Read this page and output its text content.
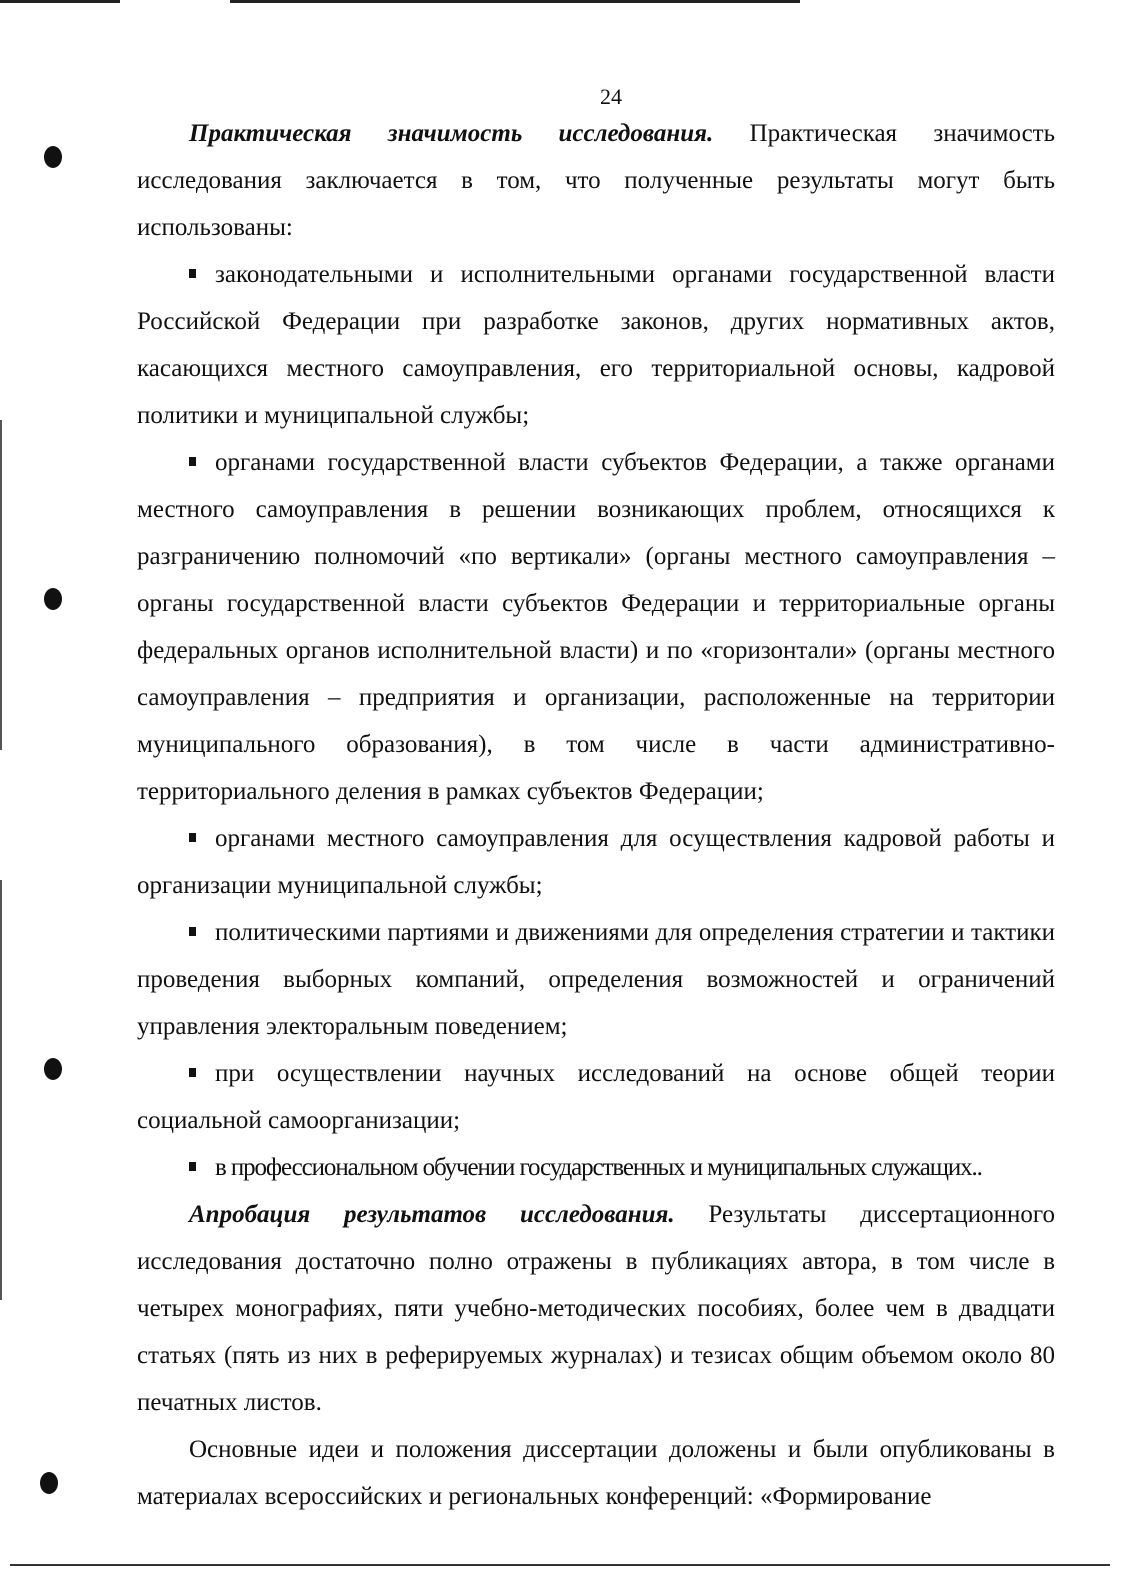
24

Практическая значимость исследования. Практическая значимость исследования заключается в том, что полученные результаты могут быть использованы:

законодательными и исполнительными органами государственной власти Российской Федерации при разработке законов, других нормативных актов, касающихся местного самоуправления, его территориальной основы, кадровой политики и муниципальной службы;

органами государственной власти субъектов Федерации, а также органами местного самоуправления в решении возникающих проблем, относящихся к разграничению полномочий «по вертикали» (органы местного самоуправления – органы государственной власти субъектов Федерации и территориальные органы федеральных органов исполнительной власти) и по «горизонтали» (органы местного самоуправления – предприятия и организации, расположенные на территории муниципального образования), в том числе в части административно-территориального деления в рамках субъектов Федерации;

органами местного самоуправления для осуществления кадровой работы и организации муниципальной службы;

политическими партиями и движениями для определения стратегии и тактики проведения выборных компаний, определения возможностей и ограничений управления электоральным поведением;

при осуществлении научных исследований на основе общей теории социальной самоорганизации;

в профессиональном обучении государственных и муниципальных служащих..

Апробация результатов исследования. Результаты диссертационного исследования достаточно полно отражены в публикациях автора, в том числе в четырех монографиях, пяти учебно-методических пособиях, более чем в двадцати статьях (пять из них в реферируемых журналах) и тезисах общим объемом около 80 печатных листов.

Основные идеи и положения диссертации доложены и были опубликованы в материалах всероссийских и региональных конференций: «Формирование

---*---

Every line should be retyped exactly, with the pictures omitted.

Read this page and output its text content.
24

Практическая значимость исследования. Практическая значимость исследования заключается в том, что полученные результаты могут быть использованы:

законодательными и исполнительными органами государственной власти Российской Федерации при разработке законов, других нормативных актов, касающихся местного самоуправления, его территориальной основы, кадровой политики и муниципальной службы;

органами государственной власти субъектов Федерации, а также органами местного самоуправления в решении возникающих проблем, относящихся к разграничению полномочий «по вертикали» (органы местного самоуправления – органы государственной власти субъектов Федерации и территориальные органы федеральных органов исполнительной власти) и по «горизонтали» (органы местного самоуправления – предприятия и организации, расположенные на территории муниципального образования), в том числе в части административно-территориального деления в рамках субъектов Федерации;

органами местного самоуправления для осуществления кадровой работы и организации муниципальной службы;

политическими партиями и движениями для определения стратегии и тактики проведения выборных компаний, определения возможностей и ограничений управления электоральным поведением;

при осуществлении научных исследований на основе общей теории социальной самоорганизации;

в профессиональном обучении государственных и муниципальных служащих..

Апробация результатов исследования. Результаты диссертационного исследования достаточно полно отражены в публикациях автора, в том числе в четырех монографиях, пяти учебно-методических пособиях, более чем в двадцати статьях (пять из них в реферируемых журналах) и тезисах общим объемом около 80 печатных листов.

Основные идеи и положения диссертации доложены и были опубликованы в материалах всероссийских и региональных конференций: «Формирование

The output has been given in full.